**REQUIREMENT**
Copy out each line that mentions the word "其大样图如图所示".

[Entries from a dataset]

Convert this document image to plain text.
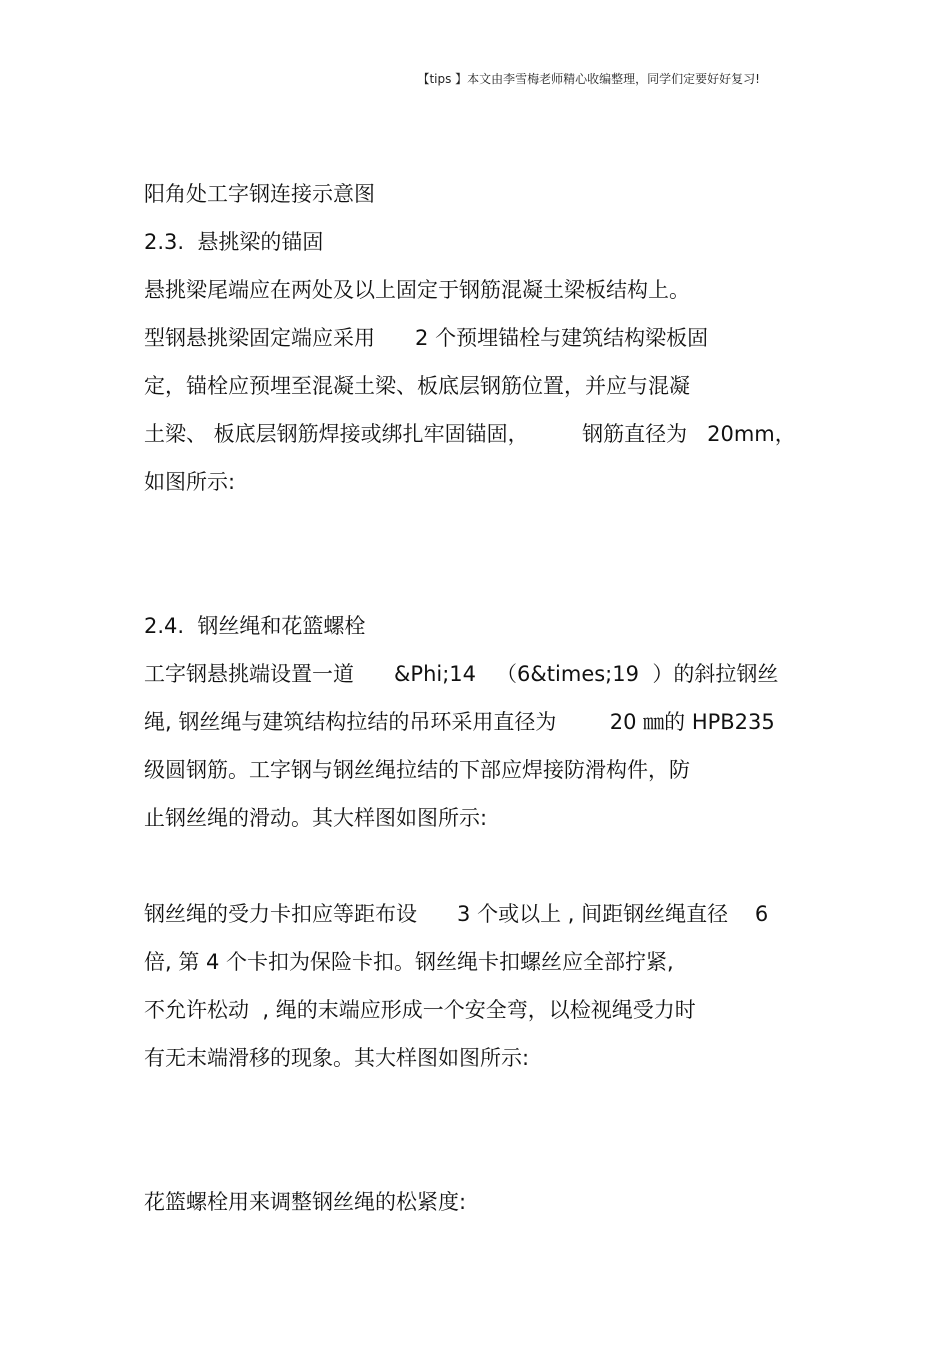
【tips 】本文由李雪梅老师精心收编整理，同学们定要好好复习!
阳角处工字钢连接示意图
2.3.  悬挑梁的锚固
悬挑梁尾端应在两处及以上固定于钢筋混凝土梁板结构上。
型钢悬挑梁固定端应采用      2 个预埋锚栓与建筑结构梁板固
定，锚栓应预埋至混凝土梁、板底层钢筋位置，并应与混凝
土梁、 板底层钢筋焊接或绑扎牢固锚固，        钢筋直径为   20mm，
如图所示:
2.4.  钢丝绳和花篮螺栓
工字钢悬挑端设置一道      &Phi;14   （6&times;19  ）的斜拉钢丝
绳, 钢丝绳与建筑结构拉结的吊环采用直径为        20 ㎜的 HPB235
级圆钢筋。工字钢与钢丝绳拉结的下部应焊接防滑构件，防
止钢丝绳的滑动。其大样图如图所示:
钢丝绳的受力卡扣应等距布设      3 个或以上 , 间距钢丝绳直径    6
倍, 第 4 个卡扣为保险卡扣。钢丝绳卡扣螺丝应全部拧紧,
不允许松动  , 绳的末端应形成一个安全弯，以检视绳受力时
有无末端滑移的现象。其大样图如图所示:
花篮螺栓用来调整钢丝绳的松紧度:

**THE OUTPUT**
止钢丝绳的滑动。其大样图如图所示:
有无末端滑移的现象。其大样图如图所示:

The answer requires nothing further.